Report every line in the records below that contains the word "most".
--- begin DATA TO USE ---
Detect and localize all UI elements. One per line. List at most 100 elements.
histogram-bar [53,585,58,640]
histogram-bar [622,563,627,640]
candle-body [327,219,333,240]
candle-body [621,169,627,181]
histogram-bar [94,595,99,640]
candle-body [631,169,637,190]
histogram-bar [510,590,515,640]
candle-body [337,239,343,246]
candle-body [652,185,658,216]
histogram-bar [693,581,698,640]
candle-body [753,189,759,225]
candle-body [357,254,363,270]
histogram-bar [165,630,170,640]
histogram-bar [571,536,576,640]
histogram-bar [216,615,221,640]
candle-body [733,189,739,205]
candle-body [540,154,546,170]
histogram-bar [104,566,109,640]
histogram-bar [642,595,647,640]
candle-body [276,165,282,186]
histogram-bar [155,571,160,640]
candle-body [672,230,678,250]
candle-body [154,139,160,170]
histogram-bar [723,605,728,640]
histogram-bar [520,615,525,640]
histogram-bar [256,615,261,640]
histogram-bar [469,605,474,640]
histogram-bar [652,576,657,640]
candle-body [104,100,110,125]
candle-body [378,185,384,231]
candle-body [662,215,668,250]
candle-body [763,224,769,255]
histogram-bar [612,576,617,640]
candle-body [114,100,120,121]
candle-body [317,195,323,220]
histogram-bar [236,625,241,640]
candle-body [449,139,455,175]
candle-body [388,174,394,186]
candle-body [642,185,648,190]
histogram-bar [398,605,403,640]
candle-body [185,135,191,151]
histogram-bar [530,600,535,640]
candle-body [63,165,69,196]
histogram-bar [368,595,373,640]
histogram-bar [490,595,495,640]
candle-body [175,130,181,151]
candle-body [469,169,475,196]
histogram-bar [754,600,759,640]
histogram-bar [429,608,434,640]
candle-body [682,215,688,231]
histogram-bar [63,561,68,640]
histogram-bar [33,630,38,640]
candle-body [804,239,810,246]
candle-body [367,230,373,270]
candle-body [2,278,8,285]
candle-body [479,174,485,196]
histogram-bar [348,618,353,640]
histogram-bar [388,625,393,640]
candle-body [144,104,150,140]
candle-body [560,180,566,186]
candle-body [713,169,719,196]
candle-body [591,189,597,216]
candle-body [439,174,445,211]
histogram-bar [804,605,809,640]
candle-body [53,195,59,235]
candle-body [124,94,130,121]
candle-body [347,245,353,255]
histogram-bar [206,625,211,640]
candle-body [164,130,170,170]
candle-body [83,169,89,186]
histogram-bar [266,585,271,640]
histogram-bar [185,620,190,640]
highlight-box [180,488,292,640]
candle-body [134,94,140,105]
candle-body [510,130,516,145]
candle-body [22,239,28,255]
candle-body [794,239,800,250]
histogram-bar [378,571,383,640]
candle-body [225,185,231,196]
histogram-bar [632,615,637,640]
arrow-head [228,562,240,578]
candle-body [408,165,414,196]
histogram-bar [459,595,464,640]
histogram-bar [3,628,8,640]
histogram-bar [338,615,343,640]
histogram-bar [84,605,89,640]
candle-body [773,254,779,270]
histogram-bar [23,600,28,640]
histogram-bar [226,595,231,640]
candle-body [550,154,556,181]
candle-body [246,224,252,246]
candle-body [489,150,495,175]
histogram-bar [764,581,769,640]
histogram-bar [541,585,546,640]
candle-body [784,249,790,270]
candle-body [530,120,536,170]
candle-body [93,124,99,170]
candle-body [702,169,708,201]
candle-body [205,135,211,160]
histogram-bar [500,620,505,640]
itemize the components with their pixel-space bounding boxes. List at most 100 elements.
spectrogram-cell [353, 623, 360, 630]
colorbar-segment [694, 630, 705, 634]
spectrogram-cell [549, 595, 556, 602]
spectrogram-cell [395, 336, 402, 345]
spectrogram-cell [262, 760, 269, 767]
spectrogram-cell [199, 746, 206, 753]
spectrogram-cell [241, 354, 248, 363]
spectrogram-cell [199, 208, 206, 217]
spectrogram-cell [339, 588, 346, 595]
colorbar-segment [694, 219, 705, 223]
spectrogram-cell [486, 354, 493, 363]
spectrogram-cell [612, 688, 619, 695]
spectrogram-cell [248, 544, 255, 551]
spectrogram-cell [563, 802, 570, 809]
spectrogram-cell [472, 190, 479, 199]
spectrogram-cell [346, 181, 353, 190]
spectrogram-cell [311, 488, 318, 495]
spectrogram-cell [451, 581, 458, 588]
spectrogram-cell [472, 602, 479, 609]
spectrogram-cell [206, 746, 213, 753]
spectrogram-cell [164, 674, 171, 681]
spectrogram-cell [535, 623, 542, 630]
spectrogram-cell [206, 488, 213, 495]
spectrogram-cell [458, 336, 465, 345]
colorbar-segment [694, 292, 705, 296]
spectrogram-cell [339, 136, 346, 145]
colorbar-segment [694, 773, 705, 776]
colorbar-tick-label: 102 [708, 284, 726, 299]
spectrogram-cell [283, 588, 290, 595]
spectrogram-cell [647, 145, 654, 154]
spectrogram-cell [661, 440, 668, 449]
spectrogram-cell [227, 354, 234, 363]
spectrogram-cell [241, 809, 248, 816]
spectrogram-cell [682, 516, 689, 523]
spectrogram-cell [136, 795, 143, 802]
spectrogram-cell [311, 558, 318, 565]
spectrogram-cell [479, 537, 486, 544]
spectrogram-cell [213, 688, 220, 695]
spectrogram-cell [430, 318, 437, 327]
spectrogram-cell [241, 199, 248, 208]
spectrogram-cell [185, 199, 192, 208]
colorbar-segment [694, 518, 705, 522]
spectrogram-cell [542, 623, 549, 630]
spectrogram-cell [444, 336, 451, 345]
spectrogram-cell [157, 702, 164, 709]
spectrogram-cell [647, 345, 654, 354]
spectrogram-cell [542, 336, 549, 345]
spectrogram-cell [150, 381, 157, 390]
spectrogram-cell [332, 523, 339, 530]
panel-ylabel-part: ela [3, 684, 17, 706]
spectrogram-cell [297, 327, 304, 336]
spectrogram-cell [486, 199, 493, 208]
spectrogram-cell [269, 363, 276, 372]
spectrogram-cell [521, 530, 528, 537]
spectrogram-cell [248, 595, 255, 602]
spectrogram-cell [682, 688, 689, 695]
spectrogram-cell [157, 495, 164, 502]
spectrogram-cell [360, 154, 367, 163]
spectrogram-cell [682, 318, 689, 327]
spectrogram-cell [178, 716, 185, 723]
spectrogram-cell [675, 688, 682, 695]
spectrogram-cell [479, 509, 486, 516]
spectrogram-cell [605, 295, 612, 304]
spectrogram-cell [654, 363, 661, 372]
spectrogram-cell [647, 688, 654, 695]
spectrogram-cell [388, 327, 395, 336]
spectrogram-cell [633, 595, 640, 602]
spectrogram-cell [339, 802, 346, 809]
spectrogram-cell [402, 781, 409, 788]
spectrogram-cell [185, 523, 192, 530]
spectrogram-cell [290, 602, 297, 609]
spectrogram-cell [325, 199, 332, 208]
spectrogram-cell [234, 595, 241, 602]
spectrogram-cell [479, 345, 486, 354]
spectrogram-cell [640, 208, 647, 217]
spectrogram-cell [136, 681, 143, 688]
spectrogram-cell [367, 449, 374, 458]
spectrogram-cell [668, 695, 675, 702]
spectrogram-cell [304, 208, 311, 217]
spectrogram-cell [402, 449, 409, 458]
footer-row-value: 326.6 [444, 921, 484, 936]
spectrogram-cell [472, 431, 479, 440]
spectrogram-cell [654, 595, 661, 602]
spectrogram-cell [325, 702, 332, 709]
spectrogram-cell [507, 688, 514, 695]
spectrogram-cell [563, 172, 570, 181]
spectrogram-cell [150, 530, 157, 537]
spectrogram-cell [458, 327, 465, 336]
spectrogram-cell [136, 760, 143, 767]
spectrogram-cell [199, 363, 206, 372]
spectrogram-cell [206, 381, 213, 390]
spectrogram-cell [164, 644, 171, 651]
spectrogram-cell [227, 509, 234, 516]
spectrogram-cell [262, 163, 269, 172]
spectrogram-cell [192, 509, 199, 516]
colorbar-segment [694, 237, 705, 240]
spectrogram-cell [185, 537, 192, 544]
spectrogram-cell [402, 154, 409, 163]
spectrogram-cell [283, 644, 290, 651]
--- end DATA TO USE ---
## THE COMPLETED TASK
Detect and localize all UI elements. One per line. List at most 100 elements.
itemize the components with their pixel-space bounding boxes. List at most 100 elements.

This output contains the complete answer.